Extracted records
-*-*-
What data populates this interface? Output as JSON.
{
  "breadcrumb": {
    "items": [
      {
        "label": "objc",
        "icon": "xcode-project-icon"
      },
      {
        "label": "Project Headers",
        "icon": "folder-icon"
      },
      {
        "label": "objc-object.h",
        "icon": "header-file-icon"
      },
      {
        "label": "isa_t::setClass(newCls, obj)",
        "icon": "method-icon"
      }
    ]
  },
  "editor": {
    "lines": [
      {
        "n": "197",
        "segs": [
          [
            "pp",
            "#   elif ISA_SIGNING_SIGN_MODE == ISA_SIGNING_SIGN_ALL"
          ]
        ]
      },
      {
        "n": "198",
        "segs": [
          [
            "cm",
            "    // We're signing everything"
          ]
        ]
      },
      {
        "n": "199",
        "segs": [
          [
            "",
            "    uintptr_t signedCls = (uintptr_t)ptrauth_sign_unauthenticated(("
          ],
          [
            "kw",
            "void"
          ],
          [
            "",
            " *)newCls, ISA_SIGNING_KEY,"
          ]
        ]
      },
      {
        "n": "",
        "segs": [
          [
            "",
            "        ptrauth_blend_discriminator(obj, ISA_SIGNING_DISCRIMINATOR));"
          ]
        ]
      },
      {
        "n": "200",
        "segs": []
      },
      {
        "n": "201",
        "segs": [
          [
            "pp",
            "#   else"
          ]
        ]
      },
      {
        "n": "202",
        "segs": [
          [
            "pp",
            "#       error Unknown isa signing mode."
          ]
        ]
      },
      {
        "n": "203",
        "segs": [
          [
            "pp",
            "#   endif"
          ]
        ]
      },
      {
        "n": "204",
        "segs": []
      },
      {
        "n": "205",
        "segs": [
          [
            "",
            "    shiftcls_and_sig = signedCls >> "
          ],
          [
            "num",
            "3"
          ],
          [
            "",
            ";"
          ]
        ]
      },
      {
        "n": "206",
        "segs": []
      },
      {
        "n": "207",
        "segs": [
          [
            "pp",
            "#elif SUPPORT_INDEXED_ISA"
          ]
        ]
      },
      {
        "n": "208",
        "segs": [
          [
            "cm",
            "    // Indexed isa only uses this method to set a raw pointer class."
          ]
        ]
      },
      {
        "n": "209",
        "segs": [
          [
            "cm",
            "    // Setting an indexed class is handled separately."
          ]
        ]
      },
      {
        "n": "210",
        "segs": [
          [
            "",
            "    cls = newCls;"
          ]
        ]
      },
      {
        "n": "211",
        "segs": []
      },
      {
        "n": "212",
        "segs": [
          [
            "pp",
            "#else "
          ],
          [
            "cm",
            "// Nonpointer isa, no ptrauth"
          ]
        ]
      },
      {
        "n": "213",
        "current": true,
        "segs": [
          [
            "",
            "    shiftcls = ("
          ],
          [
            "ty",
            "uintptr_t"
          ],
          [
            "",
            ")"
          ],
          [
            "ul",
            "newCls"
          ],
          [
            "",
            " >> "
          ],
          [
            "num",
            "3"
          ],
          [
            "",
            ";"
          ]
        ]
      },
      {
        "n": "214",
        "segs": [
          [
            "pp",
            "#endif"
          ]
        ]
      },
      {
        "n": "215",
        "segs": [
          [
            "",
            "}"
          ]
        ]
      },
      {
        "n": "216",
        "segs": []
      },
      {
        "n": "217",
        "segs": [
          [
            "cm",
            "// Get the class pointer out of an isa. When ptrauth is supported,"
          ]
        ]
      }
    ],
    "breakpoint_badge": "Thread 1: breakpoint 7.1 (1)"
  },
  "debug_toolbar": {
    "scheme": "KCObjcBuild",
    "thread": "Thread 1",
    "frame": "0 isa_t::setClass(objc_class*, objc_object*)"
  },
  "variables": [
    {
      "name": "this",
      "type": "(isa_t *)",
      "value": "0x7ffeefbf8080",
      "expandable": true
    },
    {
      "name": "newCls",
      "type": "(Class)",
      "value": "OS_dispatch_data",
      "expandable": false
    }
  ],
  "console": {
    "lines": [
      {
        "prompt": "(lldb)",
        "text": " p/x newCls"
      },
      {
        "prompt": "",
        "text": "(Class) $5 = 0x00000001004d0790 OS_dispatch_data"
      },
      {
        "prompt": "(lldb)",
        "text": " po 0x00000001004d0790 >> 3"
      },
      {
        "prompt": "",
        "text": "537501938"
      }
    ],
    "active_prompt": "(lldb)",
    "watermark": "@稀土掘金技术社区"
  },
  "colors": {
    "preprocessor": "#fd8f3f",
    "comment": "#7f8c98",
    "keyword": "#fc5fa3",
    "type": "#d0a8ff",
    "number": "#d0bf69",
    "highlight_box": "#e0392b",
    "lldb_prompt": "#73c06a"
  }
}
-*-*-
Exercise description:
Set down the entries above again, word for word.

Written answer:
What data populates this interface? Output as JSON.
{
  "breadcrumb": {
    "items": [
      {
        "label": "objc",
        "icon": "xcode-project-icon"
      },
      {
        "label": "Project Headers",
        "icon": "folder-icon"
      },
      {
        "label": "objc-object.h",
        "icon": "header-file-icon"
      },
      {
        "label": "isa_t::setClass(newCls, obj)",
        "icon": "method-icon"
      }
    ]
  },
  "editor": {
    "lines": [
      {
        "n": "197",
        "segs": [
          [
            "pp",
            "#   elif ISA_SIGNING_SIGN_MODE == ISA_SIGNING_SIGN_ALL"
          ]
        ]
      },
      {
        "n": "198",
        "segs": [
          [
            "cm",
            "    // We're signing everything"
          ]
        ]
      },
      {
        "n": "199",
        "segs": [
          [
            "",
            "    uintptr_t signedCls = (uintptr_t)ptrauth_sign_unauthenticated(("
          ],
          [
            "kw",
            "void"
          ],
          [
            "",
            " *)newCls, ISA_SIGNING_KEY,"
          ]
        ]
      },
      {
        "n": "",
        "segs": [
          [
            "",
            "        ptrauth_blend_discriminator(obj, ISA_SIGNING_DISCRIMINATOR));"
          ]
        ]
      },
      {
        "n": "200",
        "segs": []
      },
      {
        "n": "201",
        "segs": [
          [
            "pp",
            "#   else"
          ]
        ]
      },
      {
        "n": "202",
        "segs": [
          [
            "pp",
            "#       error Unknown isa signing mode."
          ]
        ]
      },
      {
        "n": "203",
        "segs": [
          [
            "pp",
            "#   endif"
          ]
        ]
      },
      {
        "n": "204",
        "segs": []
      },
      {
        "n": "205",
        "segs": [
          [
            "",
            "    shiftcls_and_sig = signedCls >> "
          ],
          [
            "num",
            "3"
          ],
          [
            "",
            ";"
          ]
        ]
      },
      {
        "n": "206",
        "segs": []
      },
      {
        "n": "207",
        "segs": [
          [
            "pp",
            "#elif SUPPORT_INDEXED_ISA"
          ]
        ]
      },
      {
        "n": "208",
        "segs": [
          [
            "cm",
            "    // Indexed isa only uses this method to set a raw pointer class."
          ]
        ]
      },
      {
        "n": "209",
        "segs": [
          [
            "cm",
            "    // Setting an indexed class is handled separately."
          ]
        ]
      },
      {
        "n": "210",
        "segs": [
          [
            "",
            "    cls = newCls;"
          ]
        ]
      },
      {
        "n": "211",
        "segs": []
      },
      {
        "n": "212",
        "segs": [
          [
            "pp",
            "#else "
          ],
          [
            "cm",
            "// Nonpointer isa, no ptrauth"
          ]
        ]
      },
      {
        "n": "213",
        "current": true,
        "segs": [
          [
            "",
            "    shiftcls = ("
          ],
          [
            "ty",
            "uintptr_t"
          ],
          [
            "",
            ")"
          ],
          [
            "ul",
            "newCls"
          ],
          [
            "",
            " >> "
          ],
          [
            "num",
            "3"
          ],
          [
            "",
            ";"
          ]
        ]
      },
      {
        "n": "214",
        "segs": [
          [
            "pp",
            "#endif"
          ]
        ]
      },
      {
        "n": "215",
        "segs": [
          [
            "",
            "}"
          ]
        ]
      },
      {
        "n": "216",
        "segs": []
      },
      {
        "n": "217",
        "segs": [
          [
            "cm",
            "// Get the class pointer out of an isa. When ptrauth is supported,"
          ]
        ]
      }
    ],
    "breakpoint_badge": "Thread 1: breakpoint 7.1 (1)"
  },
  "debug_toolbar": {
    "scheme": "KCObjcBuild",
    "thread": "Thread 1",
    "frame": "0 isa_t::setClass(objc_class*, objc_object*)"
  },
  "variables": [
    {
      "name": "this",
      "type": "(isa_t *)",
      "value": "0x7ffeefbf8080",
      "expandable": true
    },
    {
      "name": "newCls",
      "type": "(Class)",
      "value": "OS_dispatch_data",
      "expandable": false
    }
  ],
  "console": {
    "lines": [
      {
        "prompt": "(lldb)",
        "text": " p/x newCls"
      },
      {
        "prompt": "",
        "text": "(Class) $5 = 0x00000001004d0790 OS_dispatch_data"
      },
      {
        "prompt": "(lldb)",
        "text": " po 0x00000001004d0790 >> 3"
      },
      {
        "prompt": "",
        "text": "537501938"
      }
    ],
    "active_prompt": "(lldb)",
    "watermark": "@稀土掘金技术社区"
  },
  "colors": {
    "preprocessor": "#fd8f3f",
    "comment": "#7f8c98",
    "keyword": "#fc5fa3",
    "type": "#d0a8ff",
    "number": "#d0bf69",
    "highlight_box": "#e0392b",
    "lldb_prompt": "#73c06a"
  }
}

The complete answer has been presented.